**SELECTED TEXT**.
%%
To demonstrate both of the features I’d like to suggest for Blender, here’s Quixel’s Jack McKelvie creating a beautiful rendition of Halo’s Blood Gulch in Unreal Engine 4 using them:
Create Halo’s Blood Gulch in UE4
1) Pixel Depth Offset
When two meshes intersect, adds dynamic material blending and normal smoothing for a natural transition. McKelvie uses it numerous times in the video, for grass and dirt intersecting the ground, the bunker intersecting the ground, the mountains intersecting the Halo ring, the cliffs intersecting each other, and more.
If this were implemented in Blender, it would make creating outdoor environments with natural weathering and accumulation simple, without obvious hard edges. We’d obviously also need knobs to adjust the blending amount for both materials and normals.
I think this is critical for Eevee’s lasting success. Real-time homemade CG films could well be the future of independent moviemaking. Environments need to be believable for this vision to be realized.
2) Layered Material Painting
Simple enough concept. For a single mesh, the shader engine can layer materials (or layer the node groups within a single material), so that in texture painting mode you can arbitrarily paint those materials/groups across the surface of the mesh, such as for a landscape.
%%
**Layout annotation data**.
%%
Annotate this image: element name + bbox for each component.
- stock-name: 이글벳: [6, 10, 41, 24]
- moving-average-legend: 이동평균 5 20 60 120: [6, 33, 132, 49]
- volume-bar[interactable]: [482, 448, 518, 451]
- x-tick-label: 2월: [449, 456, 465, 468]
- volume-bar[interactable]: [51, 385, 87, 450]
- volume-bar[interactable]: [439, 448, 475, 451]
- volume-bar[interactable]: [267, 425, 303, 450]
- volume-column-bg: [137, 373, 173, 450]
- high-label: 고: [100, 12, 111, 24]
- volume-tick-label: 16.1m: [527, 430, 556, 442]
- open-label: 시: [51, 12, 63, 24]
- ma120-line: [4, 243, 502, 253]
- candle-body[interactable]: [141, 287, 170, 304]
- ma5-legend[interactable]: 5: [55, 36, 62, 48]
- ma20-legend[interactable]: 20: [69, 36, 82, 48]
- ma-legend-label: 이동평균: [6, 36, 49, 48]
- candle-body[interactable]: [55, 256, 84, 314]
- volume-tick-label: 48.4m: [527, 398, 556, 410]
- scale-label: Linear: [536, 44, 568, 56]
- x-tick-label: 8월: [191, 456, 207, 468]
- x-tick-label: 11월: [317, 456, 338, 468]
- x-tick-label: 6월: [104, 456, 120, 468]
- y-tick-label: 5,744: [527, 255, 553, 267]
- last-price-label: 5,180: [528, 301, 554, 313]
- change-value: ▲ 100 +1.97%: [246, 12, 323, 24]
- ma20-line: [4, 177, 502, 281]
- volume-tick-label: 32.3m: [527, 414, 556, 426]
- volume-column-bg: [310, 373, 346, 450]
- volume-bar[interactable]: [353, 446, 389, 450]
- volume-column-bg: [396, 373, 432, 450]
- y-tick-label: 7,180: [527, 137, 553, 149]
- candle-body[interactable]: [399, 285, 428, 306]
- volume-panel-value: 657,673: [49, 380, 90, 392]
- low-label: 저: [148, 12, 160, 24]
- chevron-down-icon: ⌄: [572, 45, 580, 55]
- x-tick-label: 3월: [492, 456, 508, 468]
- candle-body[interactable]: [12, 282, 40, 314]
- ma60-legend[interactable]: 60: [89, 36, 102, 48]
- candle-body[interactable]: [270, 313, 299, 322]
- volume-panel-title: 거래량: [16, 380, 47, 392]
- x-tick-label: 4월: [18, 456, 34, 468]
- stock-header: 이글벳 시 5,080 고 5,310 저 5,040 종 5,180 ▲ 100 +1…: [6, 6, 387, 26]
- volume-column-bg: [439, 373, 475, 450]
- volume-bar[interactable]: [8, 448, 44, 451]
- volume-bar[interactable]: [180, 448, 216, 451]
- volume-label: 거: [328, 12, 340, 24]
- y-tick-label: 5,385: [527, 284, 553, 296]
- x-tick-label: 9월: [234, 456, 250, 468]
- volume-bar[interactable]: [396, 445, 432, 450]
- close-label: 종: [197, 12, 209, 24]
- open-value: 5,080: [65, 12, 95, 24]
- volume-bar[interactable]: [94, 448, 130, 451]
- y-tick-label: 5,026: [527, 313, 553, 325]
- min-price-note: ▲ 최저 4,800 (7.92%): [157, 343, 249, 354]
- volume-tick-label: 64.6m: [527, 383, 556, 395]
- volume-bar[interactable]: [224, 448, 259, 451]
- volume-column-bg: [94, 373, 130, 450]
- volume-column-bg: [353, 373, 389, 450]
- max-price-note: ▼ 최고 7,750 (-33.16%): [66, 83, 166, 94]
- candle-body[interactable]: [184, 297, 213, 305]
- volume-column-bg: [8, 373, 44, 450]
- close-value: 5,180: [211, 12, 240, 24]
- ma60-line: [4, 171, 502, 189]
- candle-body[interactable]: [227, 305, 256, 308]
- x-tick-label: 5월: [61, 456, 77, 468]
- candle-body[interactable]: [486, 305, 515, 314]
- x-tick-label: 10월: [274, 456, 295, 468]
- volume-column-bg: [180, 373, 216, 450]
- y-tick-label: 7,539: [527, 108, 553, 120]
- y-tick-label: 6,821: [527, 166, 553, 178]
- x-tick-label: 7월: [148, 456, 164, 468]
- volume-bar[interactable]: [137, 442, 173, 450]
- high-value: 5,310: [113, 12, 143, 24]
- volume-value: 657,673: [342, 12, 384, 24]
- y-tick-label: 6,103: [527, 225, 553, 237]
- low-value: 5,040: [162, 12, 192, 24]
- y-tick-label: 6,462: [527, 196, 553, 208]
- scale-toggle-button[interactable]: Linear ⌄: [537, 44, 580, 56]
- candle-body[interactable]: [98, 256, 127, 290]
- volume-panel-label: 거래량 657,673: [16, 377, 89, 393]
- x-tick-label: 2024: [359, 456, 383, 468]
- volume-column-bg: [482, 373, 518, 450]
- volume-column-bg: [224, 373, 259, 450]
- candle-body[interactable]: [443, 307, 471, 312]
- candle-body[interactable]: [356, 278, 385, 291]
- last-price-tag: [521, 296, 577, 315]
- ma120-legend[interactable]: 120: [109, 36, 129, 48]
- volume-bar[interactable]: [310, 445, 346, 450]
%%
Reproduce word for word the passage of the Blender feature proposal starting at "2) Layered Material" and ending at "for a landscape.".

2) Layered Material Painting
Simple enough concept. For a single mesh, the shader engine can layer materials (or layer the node groups within a single material), so that in texture painting mode you can arbitrarily paint those materials/groups across the surface of the mesh, such as for a landscape.